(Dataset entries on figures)
************

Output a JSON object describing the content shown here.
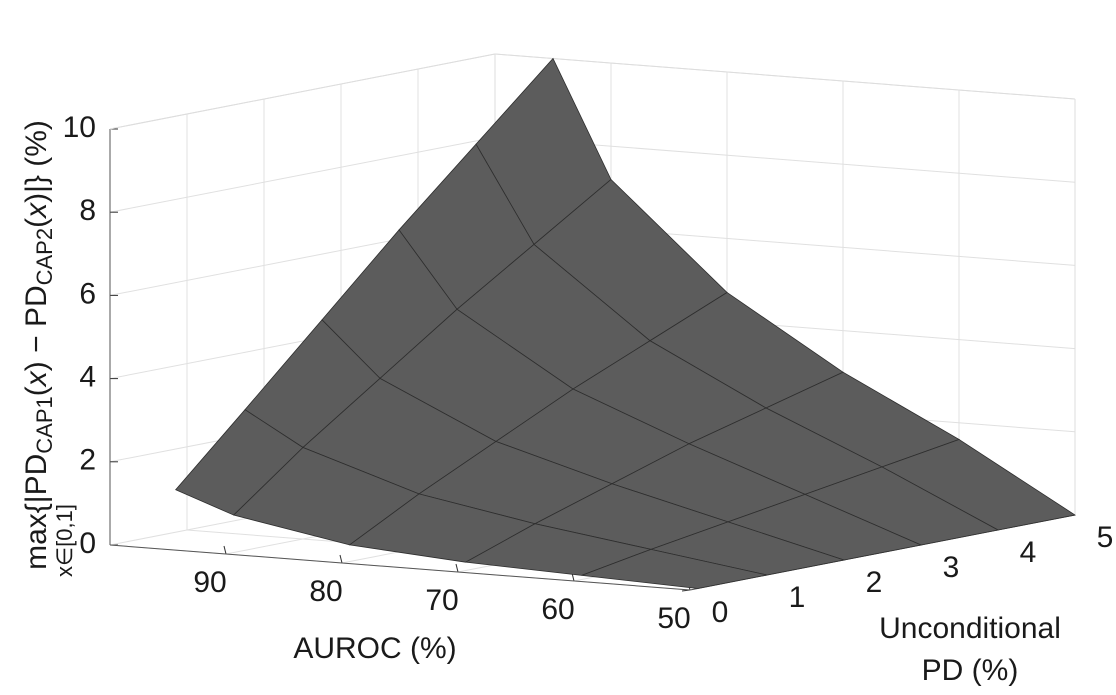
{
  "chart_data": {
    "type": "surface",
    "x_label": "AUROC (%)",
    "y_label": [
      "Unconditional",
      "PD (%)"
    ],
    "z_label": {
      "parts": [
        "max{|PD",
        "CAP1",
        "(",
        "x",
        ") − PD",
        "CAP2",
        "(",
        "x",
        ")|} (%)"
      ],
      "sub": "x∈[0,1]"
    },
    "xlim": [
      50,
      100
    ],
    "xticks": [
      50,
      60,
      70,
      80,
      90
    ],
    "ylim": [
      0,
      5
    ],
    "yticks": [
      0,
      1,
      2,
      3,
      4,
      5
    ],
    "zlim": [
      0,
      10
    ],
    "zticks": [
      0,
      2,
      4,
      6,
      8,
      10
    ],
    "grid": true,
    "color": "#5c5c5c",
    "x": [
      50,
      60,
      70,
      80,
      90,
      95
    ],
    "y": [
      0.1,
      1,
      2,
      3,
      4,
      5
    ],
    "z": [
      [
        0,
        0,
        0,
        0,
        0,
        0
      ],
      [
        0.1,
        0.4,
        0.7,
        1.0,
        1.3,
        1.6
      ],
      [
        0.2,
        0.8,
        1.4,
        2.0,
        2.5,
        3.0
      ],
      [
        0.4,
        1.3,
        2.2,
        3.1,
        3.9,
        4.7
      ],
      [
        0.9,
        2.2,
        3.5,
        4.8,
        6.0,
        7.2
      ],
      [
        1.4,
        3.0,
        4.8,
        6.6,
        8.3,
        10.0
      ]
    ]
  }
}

************

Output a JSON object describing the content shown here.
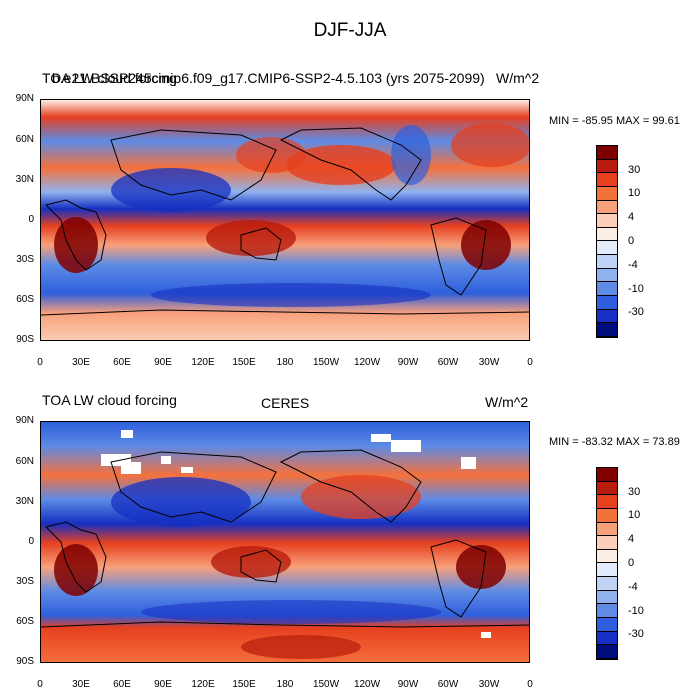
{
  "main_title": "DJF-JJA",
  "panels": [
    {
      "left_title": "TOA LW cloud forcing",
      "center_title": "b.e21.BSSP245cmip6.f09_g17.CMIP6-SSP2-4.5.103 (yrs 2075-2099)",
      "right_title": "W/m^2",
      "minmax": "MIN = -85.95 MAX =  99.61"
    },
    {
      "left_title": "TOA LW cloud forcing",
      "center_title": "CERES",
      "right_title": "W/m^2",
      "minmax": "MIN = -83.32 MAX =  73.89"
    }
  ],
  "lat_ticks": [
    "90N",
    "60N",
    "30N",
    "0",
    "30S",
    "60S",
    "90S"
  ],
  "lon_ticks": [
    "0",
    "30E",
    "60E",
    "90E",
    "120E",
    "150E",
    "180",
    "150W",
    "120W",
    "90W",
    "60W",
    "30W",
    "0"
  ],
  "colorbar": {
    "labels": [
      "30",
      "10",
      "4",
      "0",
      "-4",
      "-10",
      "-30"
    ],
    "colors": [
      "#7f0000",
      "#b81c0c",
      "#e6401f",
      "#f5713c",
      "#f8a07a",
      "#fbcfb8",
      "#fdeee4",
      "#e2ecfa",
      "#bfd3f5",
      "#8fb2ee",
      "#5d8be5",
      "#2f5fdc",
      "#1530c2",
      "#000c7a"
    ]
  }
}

************

§ WORK TO DO
Give the count of lines in the listing that hold the word "minmax", with no other text.

§ PROBLEM SOLUTION
2